Task
Copy each line in the data that includes the word "name".

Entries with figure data
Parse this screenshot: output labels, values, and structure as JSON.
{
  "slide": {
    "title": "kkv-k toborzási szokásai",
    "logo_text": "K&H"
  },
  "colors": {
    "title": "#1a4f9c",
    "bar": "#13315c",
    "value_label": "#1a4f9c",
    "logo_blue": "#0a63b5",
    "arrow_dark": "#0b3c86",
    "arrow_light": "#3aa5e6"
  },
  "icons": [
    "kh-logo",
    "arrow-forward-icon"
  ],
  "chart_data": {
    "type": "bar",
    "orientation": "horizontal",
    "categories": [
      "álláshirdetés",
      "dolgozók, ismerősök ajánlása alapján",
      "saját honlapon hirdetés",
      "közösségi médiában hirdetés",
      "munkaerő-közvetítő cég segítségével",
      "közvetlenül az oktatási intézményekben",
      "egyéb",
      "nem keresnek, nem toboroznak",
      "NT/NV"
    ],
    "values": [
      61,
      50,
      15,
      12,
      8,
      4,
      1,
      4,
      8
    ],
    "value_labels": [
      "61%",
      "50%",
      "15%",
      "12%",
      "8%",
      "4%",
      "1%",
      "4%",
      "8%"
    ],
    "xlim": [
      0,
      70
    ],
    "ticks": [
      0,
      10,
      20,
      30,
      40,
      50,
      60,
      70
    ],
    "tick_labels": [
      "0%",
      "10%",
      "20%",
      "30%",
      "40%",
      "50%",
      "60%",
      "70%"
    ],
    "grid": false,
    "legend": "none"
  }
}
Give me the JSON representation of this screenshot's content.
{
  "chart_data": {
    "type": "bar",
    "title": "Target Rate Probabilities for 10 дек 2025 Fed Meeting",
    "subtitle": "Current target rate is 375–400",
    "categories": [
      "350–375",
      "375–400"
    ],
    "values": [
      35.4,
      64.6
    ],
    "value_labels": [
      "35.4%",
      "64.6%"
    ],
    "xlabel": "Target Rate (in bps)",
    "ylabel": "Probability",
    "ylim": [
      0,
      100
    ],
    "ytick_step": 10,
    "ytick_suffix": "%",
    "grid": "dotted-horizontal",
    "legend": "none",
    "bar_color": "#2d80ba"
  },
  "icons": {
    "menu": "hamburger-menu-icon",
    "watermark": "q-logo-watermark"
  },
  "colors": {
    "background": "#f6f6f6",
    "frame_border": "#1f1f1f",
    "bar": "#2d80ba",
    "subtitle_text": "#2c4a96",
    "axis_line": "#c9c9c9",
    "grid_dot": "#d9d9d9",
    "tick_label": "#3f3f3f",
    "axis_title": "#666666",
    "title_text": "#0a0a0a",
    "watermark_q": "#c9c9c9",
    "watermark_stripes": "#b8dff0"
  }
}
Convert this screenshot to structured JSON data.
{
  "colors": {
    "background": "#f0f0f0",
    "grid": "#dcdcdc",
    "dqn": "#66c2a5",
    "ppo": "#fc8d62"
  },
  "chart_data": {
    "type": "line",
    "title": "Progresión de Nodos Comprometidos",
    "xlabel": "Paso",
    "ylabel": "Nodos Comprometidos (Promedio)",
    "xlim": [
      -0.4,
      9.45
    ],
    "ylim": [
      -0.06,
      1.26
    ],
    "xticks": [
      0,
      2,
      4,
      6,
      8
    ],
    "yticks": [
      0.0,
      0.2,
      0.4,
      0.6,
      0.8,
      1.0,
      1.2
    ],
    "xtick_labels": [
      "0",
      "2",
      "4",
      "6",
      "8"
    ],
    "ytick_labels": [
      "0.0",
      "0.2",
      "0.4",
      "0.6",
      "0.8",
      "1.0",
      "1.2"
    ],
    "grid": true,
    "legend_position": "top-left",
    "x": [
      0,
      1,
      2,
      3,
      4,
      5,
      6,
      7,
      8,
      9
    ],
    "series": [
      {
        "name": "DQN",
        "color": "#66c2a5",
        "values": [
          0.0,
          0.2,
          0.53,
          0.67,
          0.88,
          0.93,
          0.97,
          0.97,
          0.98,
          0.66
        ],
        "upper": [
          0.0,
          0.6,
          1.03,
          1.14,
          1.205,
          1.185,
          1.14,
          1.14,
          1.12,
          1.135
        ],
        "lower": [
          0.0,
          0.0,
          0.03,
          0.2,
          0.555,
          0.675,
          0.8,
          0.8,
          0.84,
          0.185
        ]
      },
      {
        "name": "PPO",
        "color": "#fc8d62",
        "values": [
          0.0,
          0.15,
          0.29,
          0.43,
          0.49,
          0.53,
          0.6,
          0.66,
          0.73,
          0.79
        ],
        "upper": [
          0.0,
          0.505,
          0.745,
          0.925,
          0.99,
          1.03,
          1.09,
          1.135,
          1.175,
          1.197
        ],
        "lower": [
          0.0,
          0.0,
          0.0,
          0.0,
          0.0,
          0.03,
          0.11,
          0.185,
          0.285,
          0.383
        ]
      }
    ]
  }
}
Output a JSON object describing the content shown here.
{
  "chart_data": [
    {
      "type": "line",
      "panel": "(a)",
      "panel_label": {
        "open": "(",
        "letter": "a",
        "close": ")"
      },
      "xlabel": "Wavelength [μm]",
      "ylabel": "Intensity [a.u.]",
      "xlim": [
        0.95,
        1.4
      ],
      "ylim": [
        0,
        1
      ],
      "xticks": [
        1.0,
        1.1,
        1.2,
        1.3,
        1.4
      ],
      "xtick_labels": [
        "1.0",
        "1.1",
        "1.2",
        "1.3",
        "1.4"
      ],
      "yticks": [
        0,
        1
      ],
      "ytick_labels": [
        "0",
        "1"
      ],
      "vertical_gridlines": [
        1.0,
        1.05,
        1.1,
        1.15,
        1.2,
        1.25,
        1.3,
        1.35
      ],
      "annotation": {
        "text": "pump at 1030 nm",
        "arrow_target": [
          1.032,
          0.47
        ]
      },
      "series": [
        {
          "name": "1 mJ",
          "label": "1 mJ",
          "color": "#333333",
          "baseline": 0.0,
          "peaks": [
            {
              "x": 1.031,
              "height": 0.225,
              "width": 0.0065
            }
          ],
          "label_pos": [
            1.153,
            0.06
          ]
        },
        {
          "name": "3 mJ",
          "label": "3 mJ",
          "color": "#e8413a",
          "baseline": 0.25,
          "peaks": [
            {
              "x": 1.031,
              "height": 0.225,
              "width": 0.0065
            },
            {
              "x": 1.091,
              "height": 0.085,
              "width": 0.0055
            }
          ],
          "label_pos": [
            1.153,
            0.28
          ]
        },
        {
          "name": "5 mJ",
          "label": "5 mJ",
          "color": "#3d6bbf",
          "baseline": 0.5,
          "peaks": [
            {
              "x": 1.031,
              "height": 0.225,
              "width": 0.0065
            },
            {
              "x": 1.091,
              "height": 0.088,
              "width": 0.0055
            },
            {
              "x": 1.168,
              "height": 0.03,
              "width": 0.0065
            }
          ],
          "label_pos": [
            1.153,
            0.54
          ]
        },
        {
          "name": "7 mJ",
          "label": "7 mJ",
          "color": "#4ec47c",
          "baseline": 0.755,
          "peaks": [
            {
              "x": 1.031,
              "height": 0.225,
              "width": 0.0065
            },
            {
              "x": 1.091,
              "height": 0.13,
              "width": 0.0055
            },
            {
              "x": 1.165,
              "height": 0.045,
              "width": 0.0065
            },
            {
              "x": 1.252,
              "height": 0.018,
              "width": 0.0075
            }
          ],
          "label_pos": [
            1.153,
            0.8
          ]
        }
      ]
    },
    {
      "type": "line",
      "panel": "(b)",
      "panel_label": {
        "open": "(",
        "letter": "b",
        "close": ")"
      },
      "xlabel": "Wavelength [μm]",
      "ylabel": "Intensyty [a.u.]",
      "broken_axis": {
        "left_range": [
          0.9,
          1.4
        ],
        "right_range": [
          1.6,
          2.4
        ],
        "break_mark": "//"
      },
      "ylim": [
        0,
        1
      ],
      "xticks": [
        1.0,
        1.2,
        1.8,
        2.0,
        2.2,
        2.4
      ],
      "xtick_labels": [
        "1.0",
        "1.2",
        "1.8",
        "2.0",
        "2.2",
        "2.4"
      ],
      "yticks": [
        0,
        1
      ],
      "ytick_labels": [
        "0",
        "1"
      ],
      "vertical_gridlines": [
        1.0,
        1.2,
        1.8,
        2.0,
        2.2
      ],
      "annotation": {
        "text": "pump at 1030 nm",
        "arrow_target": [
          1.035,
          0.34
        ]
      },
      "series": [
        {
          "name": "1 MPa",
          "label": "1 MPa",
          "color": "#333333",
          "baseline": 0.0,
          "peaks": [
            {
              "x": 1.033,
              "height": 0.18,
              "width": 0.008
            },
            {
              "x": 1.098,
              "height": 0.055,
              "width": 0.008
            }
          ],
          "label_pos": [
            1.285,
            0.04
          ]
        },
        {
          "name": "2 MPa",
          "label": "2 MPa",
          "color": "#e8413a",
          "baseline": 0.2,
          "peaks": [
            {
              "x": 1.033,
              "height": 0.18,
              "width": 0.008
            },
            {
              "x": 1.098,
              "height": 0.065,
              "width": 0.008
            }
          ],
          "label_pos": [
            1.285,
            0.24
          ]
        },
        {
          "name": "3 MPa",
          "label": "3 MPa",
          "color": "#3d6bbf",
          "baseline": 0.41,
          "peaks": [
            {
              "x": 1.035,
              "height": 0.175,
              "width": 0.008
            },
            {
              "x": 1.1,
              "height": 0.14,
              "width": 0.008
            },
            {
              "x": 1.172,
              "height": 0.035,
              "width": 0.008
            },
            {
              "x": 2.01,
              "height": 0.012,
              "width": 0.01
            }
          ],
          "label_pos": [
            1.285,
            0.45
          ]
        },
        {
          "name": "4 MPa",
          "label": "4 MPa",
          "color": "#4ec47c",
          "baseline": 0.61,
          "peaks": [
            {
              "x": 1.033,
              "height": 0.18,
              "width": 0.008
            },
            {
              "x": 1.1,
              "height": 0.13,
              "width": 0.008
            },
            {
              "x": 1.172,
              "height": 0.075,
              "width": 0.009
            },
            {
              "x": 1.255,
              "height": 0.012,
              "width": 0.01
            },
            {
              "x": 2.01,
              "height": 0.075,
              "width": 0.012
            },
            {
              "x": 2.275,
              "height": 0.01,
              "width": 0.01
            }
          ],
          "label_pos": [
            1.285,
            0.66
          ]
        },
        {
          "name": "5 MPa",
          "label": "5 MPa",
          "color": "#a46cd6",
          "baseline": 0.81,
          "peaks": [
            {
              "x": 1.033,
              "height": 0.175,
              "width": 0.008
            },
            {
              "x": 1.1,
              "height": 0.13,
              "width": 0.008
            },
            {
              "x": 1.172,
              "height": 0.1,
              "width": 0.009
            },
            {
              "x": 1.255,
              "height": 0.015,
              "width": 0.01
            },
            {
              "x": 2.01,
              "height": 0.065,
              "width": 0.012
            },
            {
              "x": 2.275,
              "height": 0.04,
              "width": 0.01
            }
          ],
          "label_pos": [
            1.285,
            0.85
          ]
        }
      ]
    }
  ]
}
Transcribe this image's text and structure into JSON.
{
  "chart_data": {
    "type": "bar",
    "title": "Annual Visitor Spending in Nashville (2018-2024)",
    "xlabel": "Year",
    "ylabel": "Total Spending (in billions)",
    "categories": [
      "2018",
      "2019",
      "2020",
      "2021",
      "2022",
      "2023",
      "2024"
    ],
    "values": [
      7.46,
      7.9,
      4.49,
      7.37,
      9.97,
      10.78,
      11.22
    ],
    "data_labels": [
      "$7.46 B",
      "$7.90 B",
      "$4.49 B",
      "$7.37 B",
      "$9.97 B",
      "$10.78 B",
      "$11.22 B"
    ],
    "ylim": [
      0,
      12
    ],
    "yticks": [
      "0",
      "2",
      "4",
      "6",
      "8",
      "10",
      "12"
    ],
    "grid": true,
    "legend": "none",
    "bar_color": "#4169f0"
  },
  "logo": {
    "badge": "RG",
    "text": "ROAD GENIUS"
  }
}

Reply to the task
        "name": "DQN",
        "name": "PPO",
          "name": "1 mJ",
          "name": "3 mJ",
          "name": "5 mJ",
          "name": "7 mJ",
          "name": "1 MPa",
          "name": "2 MPa",
          "name": "3 MPa",
          "name": "4 MPa",
          "name": "5 MPa",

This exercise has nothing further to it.